▶ **Direction**
Print all the entries verbatim.
# # # # #
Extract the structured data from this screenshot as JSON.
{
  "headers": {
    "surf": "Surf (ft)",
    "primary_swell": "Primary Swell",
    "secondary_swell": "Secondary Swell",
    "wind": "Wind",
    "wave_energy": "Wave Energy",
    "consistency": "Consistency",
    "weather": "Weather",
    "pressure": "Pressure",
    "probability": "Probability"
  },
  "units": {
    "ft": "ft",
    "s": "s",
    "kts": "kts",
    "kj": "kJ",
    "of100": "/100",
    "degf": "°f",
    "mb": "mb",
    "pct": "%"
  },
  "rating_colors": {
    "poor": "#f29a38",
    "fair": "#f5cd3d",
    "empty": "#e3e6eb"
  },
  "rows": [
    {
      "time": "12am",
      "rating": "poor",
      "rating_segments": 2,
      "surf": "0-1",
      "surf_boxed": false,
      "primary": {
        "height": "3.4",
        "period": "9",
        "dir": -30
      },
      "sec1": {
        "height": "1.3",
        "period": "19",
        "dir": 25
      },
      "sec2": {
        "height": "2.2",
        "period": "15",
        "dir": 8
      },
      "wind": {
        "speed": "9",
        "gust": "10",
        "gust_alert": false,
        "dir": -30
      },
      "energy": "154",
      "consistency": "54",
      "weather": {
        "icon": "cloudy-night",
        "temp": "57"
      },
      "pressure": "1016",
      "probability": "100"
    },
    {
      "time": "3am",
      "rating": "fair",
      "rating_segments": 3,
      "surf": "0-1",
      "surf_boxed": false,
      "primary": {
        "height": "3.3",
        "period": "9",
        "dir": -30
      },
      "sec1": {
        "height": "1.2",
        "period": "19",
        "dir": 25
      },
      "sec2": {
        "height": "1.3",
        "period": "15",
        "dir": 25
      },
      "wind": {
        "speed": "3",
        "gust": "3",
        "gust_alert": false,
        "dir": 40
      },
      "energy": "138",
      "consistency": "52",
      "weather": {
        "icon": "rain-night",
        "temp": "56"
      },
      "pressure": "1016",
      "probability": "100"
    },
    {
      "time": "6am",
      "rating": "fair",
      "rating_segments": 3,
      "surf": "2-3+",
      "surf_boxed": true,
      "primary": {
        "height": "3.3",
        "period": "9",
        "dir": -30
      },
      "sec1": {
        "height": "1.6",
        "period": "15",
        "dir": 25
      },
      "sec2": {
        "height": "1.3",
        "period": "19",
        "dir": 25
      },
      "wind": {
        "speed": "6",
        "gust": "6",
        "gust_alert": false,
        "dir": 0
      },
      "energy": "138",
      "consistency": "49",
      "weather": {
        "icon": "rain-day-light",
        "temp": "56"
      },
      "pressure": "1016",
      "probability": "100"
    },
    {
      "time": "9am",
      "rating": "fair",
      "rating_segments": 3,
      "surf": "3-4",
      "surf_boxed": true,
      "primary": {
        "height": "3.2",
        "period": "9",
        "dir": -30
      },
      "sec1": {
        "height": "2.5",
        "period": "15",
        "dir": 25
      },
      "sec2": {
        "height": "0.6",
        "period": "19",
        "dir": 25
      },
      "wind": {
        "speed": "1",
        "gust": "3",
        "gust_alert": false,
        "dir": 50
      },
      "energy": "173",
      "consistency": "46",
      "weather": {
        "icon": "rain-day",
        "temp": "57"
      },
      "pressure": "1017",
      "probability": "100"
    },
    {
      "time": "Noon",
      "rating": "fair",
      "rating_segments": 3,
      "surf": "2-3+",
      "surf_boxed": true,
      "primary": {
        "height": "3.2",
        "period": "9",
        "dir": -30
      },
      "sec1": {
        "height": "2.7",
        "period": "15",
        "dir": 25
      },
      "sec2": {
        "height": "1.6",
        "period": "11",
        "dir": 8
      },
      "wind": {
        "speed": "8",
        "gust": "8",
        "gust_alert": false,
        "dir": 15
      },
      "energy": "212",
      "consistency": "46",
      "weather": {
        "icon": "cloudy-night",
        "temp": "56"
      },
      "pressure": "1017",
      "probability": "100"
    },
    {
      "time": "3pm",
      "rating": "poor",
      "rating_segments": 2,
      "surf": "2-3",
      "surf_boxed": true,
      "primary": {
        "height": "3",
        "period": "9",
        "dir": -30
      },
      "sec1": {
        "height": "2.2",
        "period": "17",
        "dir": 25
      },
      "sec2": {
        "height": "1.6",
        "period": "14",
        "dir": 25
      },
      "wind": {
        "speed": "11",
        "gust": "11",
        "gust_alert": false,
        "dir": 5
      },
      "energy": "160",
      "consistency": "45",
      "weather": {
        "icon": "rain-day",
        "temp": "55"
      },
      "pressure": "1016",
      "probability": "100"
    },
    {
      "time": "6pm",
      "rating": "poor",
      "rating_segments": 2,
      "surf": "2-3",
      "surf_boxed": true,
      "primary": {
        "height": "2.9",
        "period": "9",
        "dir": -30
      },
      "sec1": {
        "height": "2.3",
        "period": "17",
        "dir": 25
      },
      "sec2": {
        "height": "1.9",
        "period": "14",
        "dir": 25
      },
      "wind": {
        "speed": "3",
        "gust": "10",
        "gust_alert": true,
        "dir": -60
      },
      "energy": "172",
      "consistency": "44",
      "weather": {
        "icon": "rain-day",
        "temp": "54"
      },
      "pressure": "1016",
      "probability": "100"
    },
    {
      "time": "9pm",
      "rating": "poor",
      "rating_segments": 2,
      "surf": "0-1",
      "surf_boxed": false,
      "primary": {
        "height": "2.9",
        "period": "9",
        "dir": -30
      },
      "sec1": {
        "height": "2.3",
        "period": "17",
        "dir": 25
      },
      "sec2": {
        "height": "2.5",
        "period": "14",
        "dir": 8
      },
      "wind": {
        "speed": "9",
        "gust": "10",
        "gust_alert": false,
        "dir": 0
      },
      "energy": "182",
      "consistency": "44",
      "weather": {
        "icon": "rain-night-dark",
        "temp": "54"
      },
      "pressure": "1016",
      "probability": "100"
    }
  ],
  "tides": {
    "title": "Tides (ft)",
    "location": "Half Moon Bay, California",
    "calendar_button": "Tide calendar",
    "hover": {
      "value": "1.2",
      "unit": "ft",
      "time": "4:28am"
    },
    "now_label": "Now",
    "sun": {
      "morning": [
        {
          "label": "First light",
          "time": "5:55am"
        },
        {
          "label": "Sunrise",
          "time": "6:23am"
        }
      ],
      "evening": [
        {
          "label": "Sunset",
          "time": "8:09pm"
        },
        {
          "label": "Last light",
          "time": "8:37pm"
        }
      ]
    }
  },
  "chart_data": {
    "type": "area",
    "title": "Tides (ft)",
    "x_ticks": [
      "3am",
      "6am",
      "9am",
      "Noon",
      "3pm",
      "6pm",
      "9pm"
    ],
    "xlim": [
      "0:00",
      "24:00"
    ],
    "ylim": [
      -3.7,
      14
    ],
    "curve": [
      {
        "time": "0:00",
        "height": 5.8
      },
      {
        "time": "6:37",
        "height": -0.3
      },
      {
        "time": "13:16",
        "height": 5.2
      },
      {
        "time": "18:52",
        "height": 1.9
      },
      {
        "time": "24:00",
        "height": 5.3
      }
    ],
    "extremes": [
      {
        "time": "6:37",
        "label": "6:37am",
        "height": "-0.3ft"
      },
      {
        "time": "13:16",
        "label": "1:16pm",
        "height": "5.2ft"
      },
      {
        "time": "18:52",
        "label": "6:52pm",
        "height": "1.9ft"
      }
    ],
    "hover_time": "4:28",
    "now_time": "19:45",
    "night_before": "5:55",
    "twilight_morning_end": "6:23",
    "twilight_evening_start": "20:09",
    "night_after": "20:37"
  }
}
# # # # #
▶ **Finished task**
Extract the structured data from this screenshot as JSON.
{
  "headers": {
    "surf": "Surf (ft)",
    "primary_swell": "Primary Swell",
    "secondary_swell": "Secondary Swell",
    "wind": "Wind",
    "wave_energy": "Wave Energy",
    "consistency": "Consistency",
    "weather": "Weather",
    "pressure": "Pressure",
    "probability": "Probability"
  },
  "units": {
    "ft": "ft",
    "s": "s",
    "kts": "kts",
    "kj": "kJ",
    "of100": "/100",
    "degf": "°f",
    "mb": "mb",
    "pct": "%"
  },
  "rating_colors": {
    "poor": "#f29a38",
    "fair": "#f5cd3d",
    "empty": "#e3e6eb"
  },
  "rows": [
    {
      "time": "12am",
      "rating": "poor",
      "rating_segments": 2,
      "surf": "0-1",
      "surf_boxed": false,
      "primary": {
        "height": "3.4",
        "period": "9",
        "dir": -30
      },
      "sec1": {
        "height": "1.3",
        "period": "19",
        "dir": 25
      },
      "sec2": {
        "height": "2.2",
        "period": "15",
        "dir": 8
      },
      "wind": {
        "speed": "9",
        "gust": "10",
        "gust_alert": false,
        "dir": -30
      },
      "energy": "154",
      "consistency": "54",
      "weather": {
        "icon": "cloudy-night",
        "temp": "57"
      },
      "pressure": "1016",
      "probability": "100"
    },
    {
      "time": "3am",
      "rating": "fair",
      "rating_segments": 3,
      "surf": "0-1",
      "surf_boxed": false,
      "primary": {
        "height": "3.3",
        "period": "9",
        "dir": -30
      },
      "sec1": {
        "height": "1.2",
        "period": "19",
        "dir": 25
      },
      "sec2": {
        "height": "1.3",
        "period": "15",
        "dir": 25
      },
      "wind": {
        "speed": "3",
        "gust": "3",
        "gust_alert": false,
        "dir": 40
      },
      "energy": "138",
      "consistency": "52",
      "weather": {
        "icon": "rain-night",
        "temp": "56"
      },
      "pressure": "1016",
      "probability": "100"
    },
    {
      "time": "6am",
      "rating": "fair",
      "rating_segments": 3,
      "surf": "2-3+",
      "surf_boxed": true,
      "primary": {
        "height": "3.3",
        "period": "9",
        "dir": -30
      },
      "sec1": {
        "height": "1.6",
        "period": "15",
        "dir": 25
      },
      "sec2": {
        "height": "1.3",
        "period": "19",
        "dir": 25
      },
      "wind": {
        "speed": "6",
        "gust": "6",
        "gust_alert": false,
        "dir": 0
      },
      "energy": "138",
      "consistency": "49",
      "weather": {
        "icon": "rain-day-light",
        "temp": "56"
      },
      "pressure": "1016",
      "probability": "100"
    },
    {
      "time": "9am",
      "rating": "fair",
      "rating_segments": 3,
      "surf": "3-4",
      "surf_boxed": true,
      "primary": {
        "height": "3.2",
        "period": "9",
        "dir": -30
      },
      "sec1": {
        "height": "2.5",
        "period": "15",
        "dir": 25
      },
      "sec2": {
        "height": "0.6",
        "period": "19",
        "dir": 25
      },
      "wind": {
        "speed": "1",
        "gust": "3",
        "gust_alert": false,
        "dir": 50
      },
      "energy": "173",
      "consistency": "46",
      "weather": {
        "icon": "rain-day",
        "temp": "57"
      },
      "pressure": "1017",
      "probability": "100"
    },
    {
      "time": "Noon",
      "rating": "fair",
      "rating_segments": 3,
      "surf": "2-3+",
      "surf_boxed": true,
      "primary": {
        "height": "3.2",
        "period": "9",
        "dir": -30
      },
      "sec1": {
        "height": "2.7",
        "period": "15",
        "dir": 25
      },
      "sec2": {
        "height": "1.6",
        "period": "11",
        "dir": 8
      },
      "wind": {
        "speed": "8",
        "gust": "8",
        "gust_alert": false,
        "dir": 15
      },
      "energy": "212",
      "consistency": "46",
      "weather": {
        "icon": "cloudy-night",
        "temp": "56"
      },
      "pressure": "1017",
      "probability": "100"
    },
    {
      "time": "3pm",
      "rating": "poor",
      "rating_segments": 2,
      "surf": "2-3",
      "surf_boxed": true,
      "primary": {
        "height": "3",
        "period": "9",
        "dir": -30
      },
      "sec1": {
        "height": "2.2",
        "period": "17",
        "dir": 25
      },
      "sec2": {
        "height": "1.6",
        "period": "14",
        "dir": 25
      },
      "wind": {
        "speed": "11",
        "gust": "11",
        "gust_alert": false,
        "dir": 5
      },
      "energy": "160",
      "consistency": "45",
      "weather": {
        "icon": "rain-day",
        "temp": "55"
      },
      "pressure": "1016",
      "probability": "100"
    },
    {
      "time": "6pm",
      "rating": "poor",
      "rating_segments": 2,
      "surf": "2-3",
      "surf_boxed": true,
      "primary": {
        "height": "2.9",
        "period": "9",
        "dir": -30
      },
      "sec1": {
        "height": "2.3",
        "period": "17",
        "dir": 25
      },
      "sec2": {
        "height": "1.9",
        "period": "14",
        "dir": 25
      },
      "wind": {
        "speed": "3",
        "gust": "10",
        "gust_alert": true,
        "dir": -60
      },
      "energy": "172",
      "consistency": "44",
      "weather": {
        "icon": "rain-day",
        "temp": "54"
      },
      "pressure": "1016",
      "probability": "100"
    },
    {
      "time": "9pm",
      "rating": "poor",
      "rating_segments": 2,
      "surf": "0-1",
      "surf_boxed": false,
      "primary": {
        "height": "2.9",
        "period": "9",
        "dir": -30
      },
      "sec1": {
        "height": "2.3",
        "period": "17",
        "dir": 25
      },
      "sec2": {
        "height": "2.5",
        "period": "14",
        "dir": 8
      },
      "wind": {
        "speed": "9",
        "gust": "10",
        "gust_alert": false,
        "dir": 0
      },
      "energy": "182",
      "consistency": "44",
      "weather": {
        "icon": "rain-night-dark",
        "temp": "54"
      },
      "pressure": "1016",
      "probability": "100"
    }
  ],
  "tides": {
    "title": "Tides (ft)",
    "location": "Half Moon Bay, California",
    "calendar_button": "Tide calendar",
    "hover": {
      "value": "1.2",
      "unit": "ft",
      "time": "4:28am"
    },
    "now_label": "Now",
    "sun": {
      "morning": [
        {
          "label": "First light",
          "time": "5:55am"
        },
        {
          "label": "Sunrise",
          "time": "6:23am"
        }
      ],
      "evening": [
        {
          "label": "Sunset",
          "time": "8:09pm"
        },
        {
          "label": "Last light",
          "time": "8:37pm"
        }
      ]
    }
  },
  "chart_data": {
    "type": "area",
    "title": "Tides (ft)",
    "x_ticks": [
      "3am",
      "6am",
      "9am",
      "Noon",
      "3pm",
      "6pm",
      "9pm"
    ],
    "xlim": [
      "0:00",
      "24:00"
    ],
    "ylim": [
      -3.7,
      14
    ],
    "curve": [
      {
        "time": "0:00",
        "height": 5.8
      },
      {
        "time": "6:37",
        "height": -0.3
      },
      {
        "time": "13:16",
        "height": 5.2
      },
      {
        "time": "18:52",
        "height": 1.9
      },
      {
        "time": "24:00",
        "height": 5.3
      }
    ],
    "extremes": [
      {
        "time": "6:37",
        "label": "6:37am",
        "height": "-0.3ft"
      },
      {
        "time": "13:16",
        "label": "1:16pm",
        "height": "5.2ft"
      },
      {
        "time": "18:52",
        "label": "6:52pm",
        "height": "1.9ft"
      }
    ],
    "hover_time": "4:28",
    "now_time": "19:45",
    "night_before": "5:55",
    "twilight_morning_end": "6:23",
    "twilight_evening_start": "20:09",
    "night_after": "20:37"
  }
}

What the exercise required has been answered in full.